» WORK TO DO
Only the number is wanted: tally the lines below that contain the word "local".

--- BEGIN PROVIDED DATA ---

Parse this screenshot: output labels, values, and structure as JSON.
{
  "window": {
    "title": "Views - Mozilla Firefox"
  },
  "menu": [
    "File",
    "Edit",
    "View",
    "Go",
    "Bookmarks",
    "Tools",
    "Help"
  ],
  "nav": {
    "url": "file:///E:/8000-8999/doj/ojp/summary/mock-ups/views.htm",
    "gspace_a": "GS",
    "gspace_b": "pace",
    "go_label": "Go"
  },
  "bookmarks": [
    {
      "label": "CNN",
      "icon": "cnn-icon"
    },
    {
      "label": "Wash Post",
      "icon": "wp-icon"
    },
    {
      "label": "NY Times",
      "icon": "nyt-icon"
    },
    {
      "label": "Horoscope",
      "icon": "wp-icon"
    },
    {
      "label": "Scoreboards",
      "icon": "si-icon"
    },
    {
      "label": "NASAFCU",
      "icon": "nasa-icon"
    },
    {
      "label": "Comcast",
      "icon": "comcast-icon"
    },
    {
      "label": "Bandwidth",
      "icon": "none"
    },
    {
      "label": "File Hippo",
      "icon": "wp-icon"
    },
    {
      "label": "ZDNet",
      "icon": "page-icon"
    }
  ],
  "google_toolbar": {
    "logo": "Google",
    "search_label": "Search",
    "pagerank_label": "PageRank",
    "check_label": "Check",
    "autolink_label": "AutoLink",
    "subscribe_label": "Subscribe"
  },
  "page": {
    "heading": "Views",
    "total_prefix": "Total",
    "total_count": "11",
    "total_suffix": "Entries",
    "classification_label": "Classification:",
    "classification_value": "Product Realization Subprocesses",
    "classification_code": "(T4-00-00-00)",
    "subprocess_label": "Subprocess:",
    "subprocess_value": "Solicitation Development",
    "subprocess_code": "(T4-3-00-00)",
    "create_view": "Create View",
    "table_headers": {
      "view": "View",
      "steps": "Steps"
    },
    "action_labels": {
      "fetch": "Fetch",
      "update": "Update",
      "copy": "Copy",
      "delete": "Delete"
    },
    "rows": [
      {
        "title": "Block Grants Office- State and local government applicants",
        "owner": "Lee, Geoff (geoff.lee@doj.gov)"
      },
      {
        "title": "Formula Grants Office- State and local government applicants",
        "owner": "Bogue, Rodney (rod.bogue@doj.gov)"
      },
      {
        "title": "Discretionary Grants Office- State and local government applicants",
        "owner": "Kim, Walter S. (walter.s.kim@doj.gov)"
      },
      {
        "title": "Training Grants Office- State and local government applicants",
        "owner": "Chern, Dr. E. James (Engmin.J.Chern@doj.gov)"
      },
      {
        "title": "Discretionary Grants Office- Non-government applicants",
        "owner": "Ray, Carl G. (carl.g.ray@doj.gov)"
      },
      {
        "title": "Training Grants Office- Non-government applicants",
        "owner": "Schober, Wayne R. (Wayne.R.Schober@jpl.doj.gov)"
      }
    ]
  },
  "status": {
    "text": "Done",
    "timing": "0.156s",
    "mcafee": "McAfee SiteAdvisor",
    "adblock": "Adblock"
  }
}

--- END PROVIDED DATA ---

» EXERCISE OUTPUT
4